Extracted data entries:
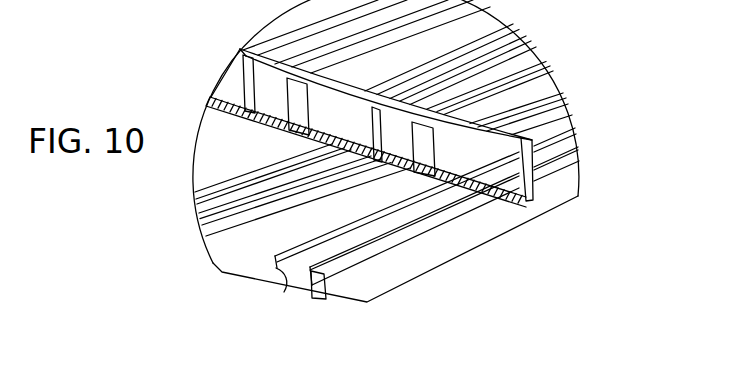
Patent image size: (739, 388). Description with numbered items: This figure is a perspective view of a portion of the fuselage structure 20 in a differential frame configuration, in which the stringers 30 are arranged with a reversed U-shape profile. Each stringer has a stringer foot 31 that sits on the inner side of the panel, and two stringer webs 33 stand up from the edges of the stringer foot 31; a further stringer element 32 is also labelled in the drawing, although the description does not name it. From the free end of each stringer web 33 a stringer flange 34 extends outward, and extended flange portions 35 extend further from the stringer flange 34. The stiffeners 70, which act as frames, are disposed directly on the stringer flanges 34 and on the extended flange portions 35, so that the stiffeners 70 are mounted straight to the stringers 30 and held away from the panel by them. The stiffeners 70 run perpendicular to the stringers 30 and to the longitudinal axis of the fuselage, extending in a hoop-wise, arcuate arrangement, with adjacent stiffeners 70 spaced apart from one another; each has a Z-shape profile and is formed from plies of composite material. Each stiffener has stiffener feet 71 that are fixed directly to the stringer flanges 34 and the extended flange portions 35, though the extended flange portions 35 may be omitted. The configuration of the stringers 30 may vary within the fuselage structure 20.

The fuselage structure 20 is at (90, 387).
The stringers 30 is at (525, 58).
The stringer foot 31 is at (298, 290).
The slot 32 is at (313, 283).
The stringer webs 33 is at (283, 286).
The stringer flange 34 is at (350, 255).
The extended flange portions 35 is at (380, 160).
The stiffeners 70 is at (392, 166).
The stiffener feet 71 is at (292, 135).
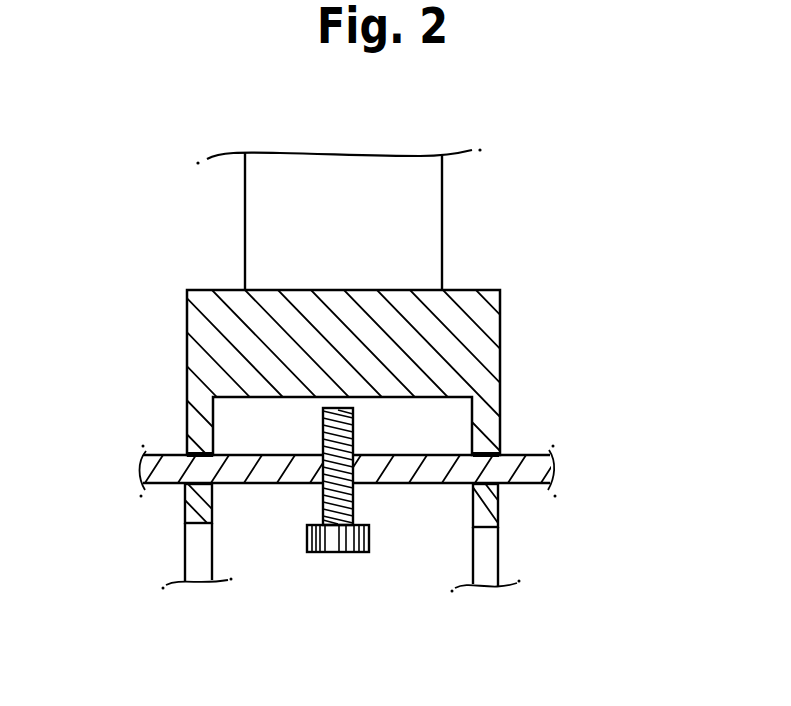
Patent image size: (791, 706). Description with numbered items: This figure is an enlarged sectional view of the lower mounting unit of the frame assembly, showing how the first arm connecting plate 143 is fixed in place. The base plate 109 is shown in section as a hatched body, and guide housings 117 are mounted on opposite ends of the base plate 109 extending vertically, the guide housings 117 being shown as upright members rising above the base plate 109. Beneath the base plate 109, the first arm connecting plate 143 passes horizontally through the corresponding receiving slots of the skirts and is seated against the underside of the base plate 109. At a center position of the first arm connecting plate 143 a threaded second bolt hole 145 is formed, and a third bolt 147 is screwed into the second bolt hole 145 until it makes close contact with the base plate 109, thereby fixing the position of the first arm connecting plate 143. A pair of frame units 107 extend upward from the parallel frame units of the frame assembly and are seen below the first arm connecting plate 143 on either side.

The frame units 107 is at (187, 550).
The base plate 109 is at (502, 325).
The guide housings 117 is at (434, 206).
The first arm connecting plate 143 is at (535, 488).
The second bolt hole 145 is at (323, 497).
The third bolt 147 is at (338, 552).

...

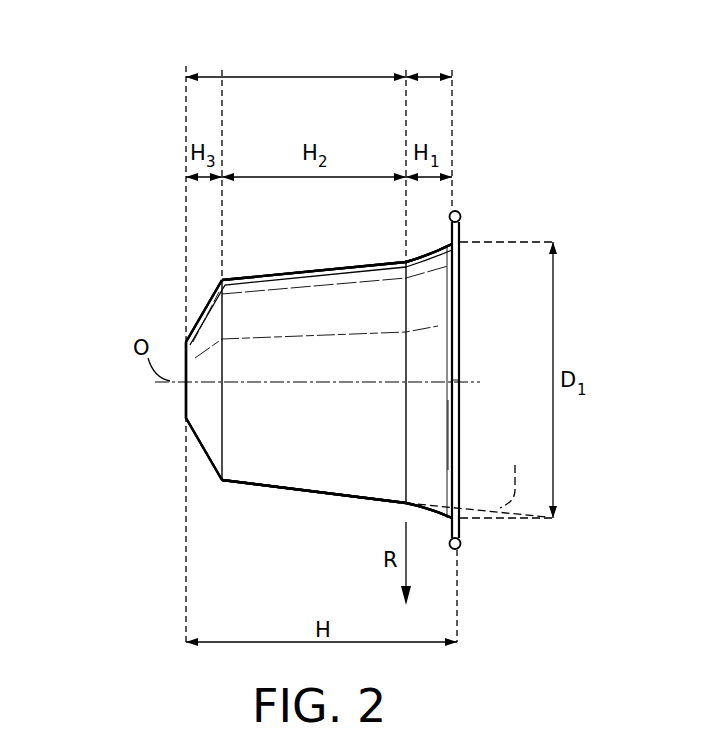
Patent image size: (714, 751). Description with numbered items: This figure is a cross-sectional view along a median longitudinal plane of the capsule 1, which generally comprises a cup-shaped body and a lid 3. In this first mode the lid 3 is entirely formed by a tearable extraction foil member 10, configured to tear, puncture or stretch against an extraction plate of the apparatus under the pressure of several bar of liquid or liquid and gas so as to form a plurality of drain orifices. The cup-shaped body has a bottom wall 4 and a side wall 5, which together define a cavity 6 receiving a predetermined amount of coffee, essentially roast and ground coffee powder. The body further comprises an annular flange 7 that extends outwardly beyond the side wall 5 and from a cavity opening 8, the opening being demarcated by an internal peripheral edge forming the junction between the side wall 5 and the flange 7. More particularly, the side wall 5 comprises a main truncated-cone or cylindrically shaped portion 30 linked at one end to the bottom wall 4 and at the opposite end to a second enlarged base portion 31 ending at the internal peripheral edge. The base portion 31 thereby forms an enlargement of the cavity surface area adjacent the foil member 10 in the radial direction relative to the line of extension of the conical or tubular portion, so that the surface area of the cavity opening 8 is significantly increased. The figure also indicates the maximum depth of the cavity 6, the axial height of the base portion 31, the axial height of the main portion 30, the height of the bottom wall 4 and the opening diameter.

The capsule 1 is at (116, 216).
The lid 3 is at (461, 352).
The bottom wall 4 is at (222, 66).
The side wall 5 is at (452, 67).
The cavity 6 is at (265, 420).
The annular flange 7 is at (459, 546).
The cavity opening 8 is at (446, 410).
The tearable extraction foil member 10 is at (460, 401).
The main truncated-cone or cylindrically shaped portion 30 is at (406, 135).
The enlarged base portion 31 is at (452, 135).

— Your objective —
Update the stretch from the line containing "Patent image size: (791, 706)." through the line containing "The first arm connecting plate 143 is at" by swapping "enlarged sectional view" for "magnified sectional view", and write out only those lines, with everything else left the same.

— Result of the exercise —
Patent image size: (791, 706). Description with numbered items: This figure is an magnified sectional view of the lower mounting unit of the frame assembly, showing how the first arm connecting plate 143 is fixed in place. The base plate 109 is shown in section as a hatched body, and guide housings 117 are mounted on opposite ends of the base plate 109 extending vertically, the guide housings 117 being shown as upright members rising above the base plate 109. Beneath the base plate 109, the first arm connecting plate 143 passes horizontally through the corresponding receiving slots of the skirts and is seated against the underside of the base plate 109. At a center position of the first arm connecting plate 143 a threaded second bolt hole 145 is formed, and a third bolt 147 is screwed into the second bolt hole 145 until it makes close contact with the base plate 109, thereby fixing the position of the first arm connecting plate 143. A pair of frame units 107 extend upward from the parallel frame units of the frame assembly and are seen below the first arm connecting plate 143 on either side.

The frame units 107 is at (187, 550).
The base plate 109 is at (502, 325).
The guide housings 117 is at (434, 206).
The first arm connecting plate 143 is at (535, 488).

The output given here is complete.